What is asked >> Here are some entries; quote each one exactly.

Supplied material >>

--------------------------------------------------

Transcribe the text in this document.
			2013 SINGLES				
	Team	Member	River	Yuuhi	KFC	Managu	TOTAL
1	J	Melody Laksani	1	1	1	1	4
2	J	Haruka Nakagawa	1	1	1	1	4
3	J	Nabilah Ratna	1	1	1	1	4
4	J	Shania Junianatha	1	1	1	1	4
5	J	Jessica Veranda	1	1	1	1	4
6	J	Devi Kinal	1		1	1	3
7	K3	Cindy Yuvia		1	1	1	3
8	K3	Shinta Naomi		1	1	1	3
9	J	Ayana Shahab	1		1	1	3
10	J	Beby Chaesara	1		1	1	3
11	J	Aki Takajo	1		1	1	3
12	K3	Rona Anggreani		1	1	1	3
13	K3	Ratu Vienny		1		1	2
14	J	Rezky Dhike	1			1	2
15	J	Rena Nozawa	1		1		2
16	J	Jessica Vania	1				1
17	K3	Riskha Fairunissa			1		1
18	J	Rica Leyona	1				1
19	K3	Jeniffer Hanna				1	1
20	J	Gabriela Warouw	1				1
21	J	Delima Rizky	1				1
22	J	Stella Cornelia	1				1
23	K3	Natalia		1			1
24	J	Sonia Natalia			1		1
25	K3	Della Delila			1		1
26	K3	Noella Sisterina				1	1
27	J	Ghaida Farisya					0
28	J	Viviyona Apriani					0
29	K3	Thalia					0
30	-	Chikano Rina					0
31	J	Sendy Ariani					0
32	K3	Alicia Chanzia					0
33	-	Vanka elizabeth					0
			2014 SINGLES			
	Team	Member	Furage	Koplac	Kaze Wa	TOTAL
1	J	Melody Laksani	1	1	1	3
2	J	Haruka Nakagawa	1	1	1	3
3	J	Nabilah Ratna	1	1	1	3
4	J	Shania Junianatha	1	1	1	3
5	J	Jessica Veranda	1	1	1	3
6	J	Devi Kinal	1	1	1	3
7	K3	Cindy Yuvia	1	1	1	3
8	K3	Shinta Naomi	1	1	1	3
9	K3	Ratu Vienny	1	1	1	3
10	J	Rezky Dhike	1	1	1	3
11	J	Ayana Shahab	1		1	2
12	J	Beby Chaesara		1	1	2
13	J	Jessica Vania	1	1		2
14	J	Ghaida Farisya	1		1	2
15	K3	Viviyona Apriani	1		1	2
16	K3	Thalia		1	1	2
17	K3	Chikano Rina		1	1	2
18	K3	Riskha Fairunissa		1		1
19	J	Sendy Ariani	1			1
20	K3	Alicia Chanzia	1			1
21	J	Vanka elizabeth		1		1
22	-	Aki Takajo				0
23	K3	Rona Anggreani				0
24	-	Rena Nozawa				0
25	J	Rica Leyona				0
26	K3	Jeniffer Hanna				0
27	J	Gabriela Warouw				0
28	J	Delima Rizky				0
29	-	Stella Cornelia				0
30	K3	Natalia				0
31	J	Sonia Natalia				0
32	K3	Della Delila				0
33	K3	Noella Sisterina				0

--------------------------------------------------

Solved problem >>
Transcribe the text in this document.
			2013 SINGLES				
	Team	Member	River	Yuuhi	KFC	Managu	TOTAL
1	J	Melody Laksani	1	1	1	1	4
2	J	Haruka Nakagawa	1	1	1	1	4
3	J	Nabilah Ratna	1	1	1	1	4
4	J	Shania Junianatha	1	1	1	1	4
5	J	Jessica Veranda	1	1	1	1	4
6	J	Devi Kinal	1		1	1	3
7	K3	Cindy Yuvia		1	1	1	3
8	K3	Shinta Naomi		1	1	1	3
9	J	Ayana Shahab	1		1	1	3
10	J	Beby Chaesara	1		1	1	3
11	J	Aki Takajo	1		1	1	3
12	K3	Rona Anggreani		1	1	1	3
13	K3	Ratu Vienny		1		1	2
14	J	Rezky Dhike	1			1	2
15	J	Rena Nozawa	1		1		2
16	J	Jessica Vania	1				1
17	K3	Riskha Fairunissa			1		1
18	J	Rica Leyona	1				1
19	K3	Jeniffer Hanna				1	1
20	J	Gabriela Warouw	1				1
21	J	Delima Rizky	1				1
22	J	Stella Cornelia	1				1
23	K3	Natalia		1			1
24	J	Sonia Natalia			1		1
25	K3	Della Delila			1		1
26	K3	Noella Sisterina				1	1
27	J	Ghaida Farisya					0
28	J	Viviyona Apriani					0
29	K3	Thalia					0
30	-	Chikano Rina					0
31	J	Sendy Ariani					0
32	K3	Alicia Chanzia					0
33	-	Vanka elizabeth					0
			2014 SINGLES			
	Team	Member	Furage	Koplac	Kaze Wa	TOTAL
1	J	Melody Laksani	1	1	1	3
2	J	Haruka Nakagawa	1	1	1	3
3	J	Nabilah Ratna	1	1	1	3
4	J	Shania Junianatha	1	1	1	3
5	J	Jessica Veranda	1	1	1	3
6	J	Devi Kinal	1	1	1	3
7	K3	Cindy Yuvia	1	1	1	3
8	K3	Shinta Naomi	1	1	1	3
9	K3	Ratu Vienny	1	1	1	3
10	J	Rezky Dhike	1	1	1	3
11	J	Ayana Shahab	1		1	2
12	J	Beby Chaesara		1	1	2
13	J	Jessica Vania	1	1		2
14	J	Ghaida Farisya	1		1	2
15	K3	Viviyona Apriani	1		1	2
16	K3	Thalia		1	1	2
17	K3	Chikano Rina		1	1	2
18	K3	Riskha Fairunissa		1		1
19	J	Sendy Ariani	1			1
20	K3	Alicia Chanzia	1			1
21	J	Vanka elizabeth		1		1
22	-	Aki Takajo				0
23	K3	Rona Anggreani				0
24	-	Rena Nozawa				0
25	J	Rica Leyona				0
26	K3	Jeniffer Hanna				0
27	J	Gabriela Warouw				0
28	J	Delima Rizky				0
29	-	Stella Cornelia				0
30	K3	Natalia				0
31	J	Sonia Natalia				0
32	K3	Della Delila				0
33	K3	Noella Sisterina				0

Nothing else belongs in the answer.